**RECORDS SUPPLIED**
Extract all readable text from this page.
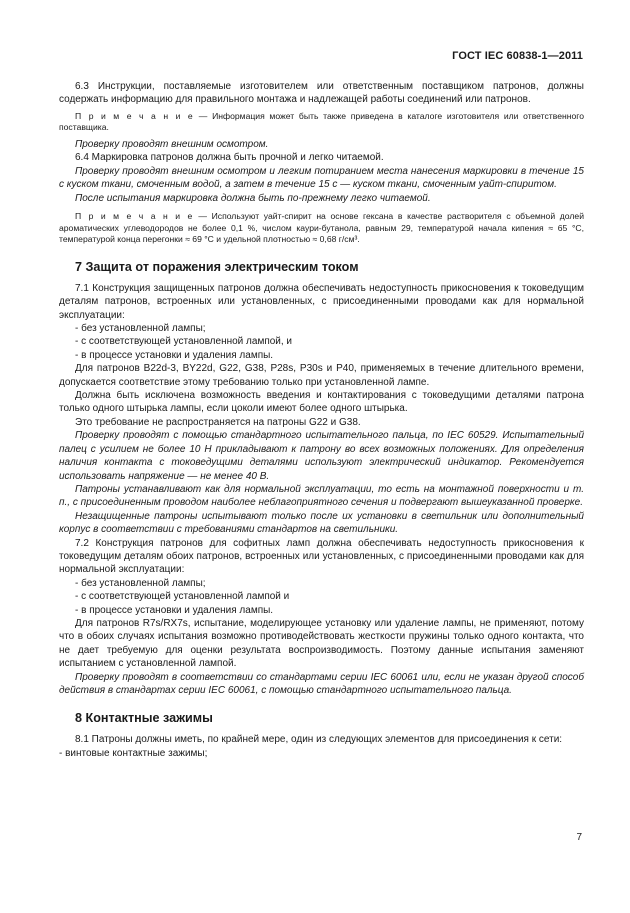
ГОСТ IEC 60838-1—2011

6.3 Инструкции, поставляемые изготовителем или ответственным поставщиком патронов, должны содержать информацию для правильного монтажа и надлежащей работы соединений или патронов.

П р и м е ч а н и е — Информация может быть также приведена в каталоге изготовителя или ответственного поставщика.

Проверку проводят внешним осмотром.

6.4 Маркировка патронов должна быть прочной и легко читаемой.

Проверку проводят внешним осмотром и легким потиранием места нанесения маркировки в течение 15 с куском ткани, смоченным водой, а затем в течение 15 с — куском ткани, смоченным уайт-спиритом.

После испытания маркировка должна быть по-прежнему легко читаемой.

П р и м е ч а н и е — Используют уайт-спирит на основе гексана в качестве растворителя с объемной долей ароматических углеводородов не более 0,1 %, числом каури-бутанола, равным 29, температурой начала кипения ≈ 65 °С, температурой конца перегонки ≈ 69 °С и удельной плотностью ≈ 0,68 г/см³.

7 Защита от поражения электрическим током

7.1 Конструкция защищенных патронов должна обеспечивать недоступность прикосновения к токоведущим деталям патронов, встроенных или установленных, с присоединенными проводами как для нормальной эксплуатации:

- без установленной лампы;

- с соответствующей установленной лампой, и

- в процессе установки и удаления лампы.

Для патронов B22d-3, BY22d, G22, G38, P28s, P30s и P40, применяемых в течение длительного времени, допускается соответствие этому требованию только при установленной лампе.

Должна быть исключена возможность введения и контактирования с токоведущими деталями патрона только одного штырька лампы, если цоколи имеют более одного штырька.

Это требование не распространяется на патроны G22 и G38.

Проверку проводят с помощью стандартного испытательного пальца, по IEC 60529. Испытательный палец с усилием не более 10 Н прикладывают к патрону во всех возможных положениях. Для определения наличия контакта с токоведущими деталями используют электрический индикатор. Рекомендуется использовать напряжение — не менее 40 В.

Патроны устанавливают как для нормальной эксплуатации, то есть на монтажной поверхности и т. п., с присоединенным проводом наиболее неблагоприятного сечения и подвергают вышеуказанной проверке.

Незащищенные патроны испытывают только после их установки в светильник или дополнительный корпус в соответствии с требованиями стандартов на светильники.

7.2 Конструкция патронов для софитных ламп должна обеспечивать недоступность прикосновения к токоведущим деталям обоих патронов, встроенных или установленных, с присоединенными проводами как для нормальной эксплуатации:

- без установленной лампы;

- с соответствующей установленной лампой и

- в процессе установки и удаления лампы.

Для патронов R7s/RX7s, испытание, моделирующее установку или удаление лампы, не применяют, потому что в обоих случаях испытания возможно противодействовать жесткости пружины только одного контакта, что не дает требуемую для оценки результата воспроизводимость. Поэтому данные испытания заменяют испытанием с установленной лампой.

Проверку проводят в соответствии со стандартами серии IEC 60061 или, если не указан другой способ действия в стандартах серии IEC 60061, с помощью стандартного испытательного пальца.

8 Контактные зажимы

8.1 Патроны должны иметь, по крайней мере, один из следующих элементов для присоединения к сети:

- винтовые контактные зажимы;

7
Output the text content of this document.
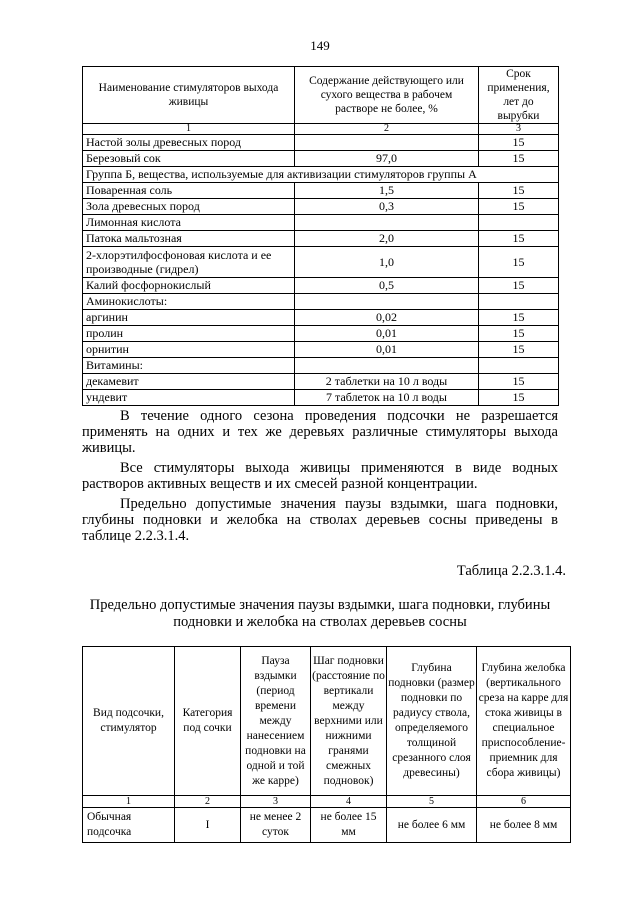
149
Наименование стимуляторов выхода живицы	Содержание действующего или сухого вещества в рабочем растворе не более, %	Срок применения, лет до вырубки
1	2	3
Настой золы древесных пород		15
Березовый сок	97,0	15
Группа Б, вещества, используемые для активизации стимуляторов группы А		
Поваренная соль	1,5	15
Зола древесных пород	0,3	15
Лимонная кислота		
Патока мальтозная	2,0	15
2-хлорэтилфосфоновая кислота и ее производные (гидрел)	1,0	15
Калий фосфорнокислый	0,5	15
Аминокислоты:		
аргинин	0,02	15
пролин	0,01	15
орнитин	0,01	15
Витамины:		
декамевит	2 таблетки на 10 л воды	15
ундевит	7 таблеток на 10 л воды	15

В течение одного сезона проведения подсочки не разрешается применять на одних и тех же деревьях различные стимуляторы выхода живицы.

Все стимуляторы выхода живицы применяются в виде водных растворов активных веществ и их смесей разной концентрации.

Предельно допустимые значения паузы вздымки, шага подновки, глубины подновки и желобка на стволах деревьев сосны приведены в таблице 2.2.3.1.4.

Таблица 2.2.3.1.4.
Предельно допустимые значения паузы вздымки, шага подновки, глубины подновки и желобка на стволах деревьев сосны
Вид подсочки, стимулятор	Категория под сочки	Пауза вздымки (период времени между нанесением подновки на одной и той же карре)	Шаг подновки (расстояние по вертикали между верхними или нижними гранями смежных подновок)	Глубина подновки (размер подновки по радиусу ствола, определяемого толщиной срезанного слоя древесины)	Глубина желобка (вертикального среза на карре для стока живицы в специальное приспособление-приемник для сбора живицы)
1	2	3	4	5	6
Обычная подсочка	I	не менее 2 суток	не более 15 мм	не более 6 мм	не более 8 мм
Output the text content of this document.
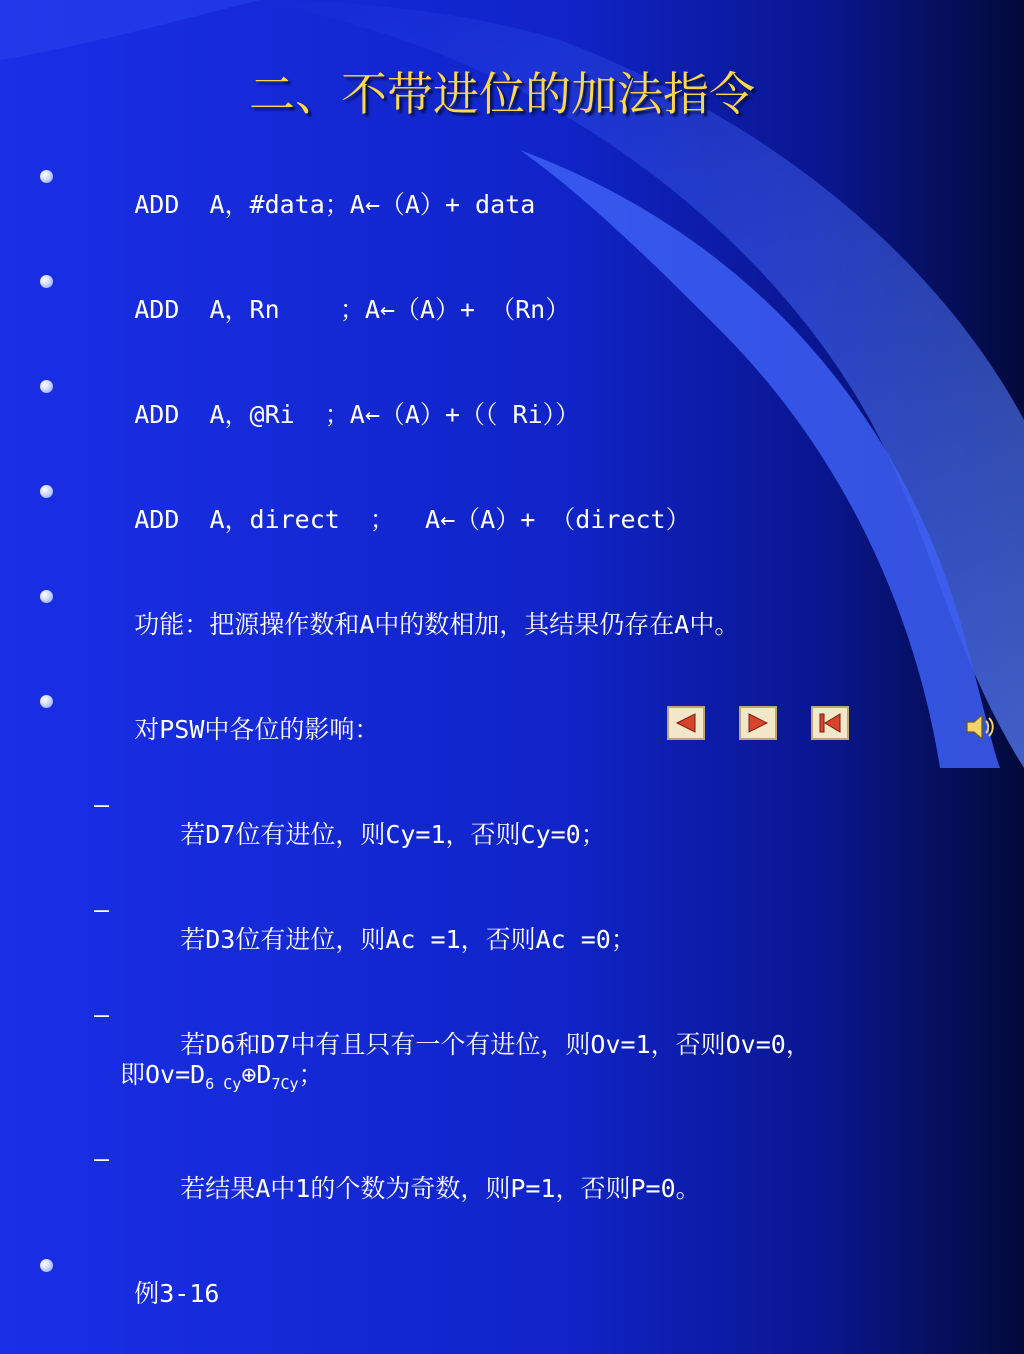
二、不带进位的加法指令

ADD  A，#data；A←（A）+ data

ADD  A，Rn    ；A←（A）+ （Rn）

ADD  A，@Ri  ；A←（A）+（（ Ri））

ADD  A，direct  ；  A←（A）+ （direct）

功能：把源操作数和A中的数相加，其结果仍存在A中。

对PSW中各位的影响：

–
若D7位有进位，则Cy=1，否则Cy=0；

–
若D3位有进位，则Ac =1，否则Ac =0；

–
若D6和D7中有且只有一个有进位，则Ov=1，否则Ov=0，
即$Ov=D_{6 Cy}\oplus D_{7Cy}$；

–
若结果A中1的个数为奇数，则P=1，否则P=0。

例3-16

**THE REQUEST**
Track down all lines above with the string "воды" and copy them.

**SOLUTION TO THIS TASK**
декамевит	2 таблетки на 10 л воды	15
ундевит	7 таблеток на 10 л воды	15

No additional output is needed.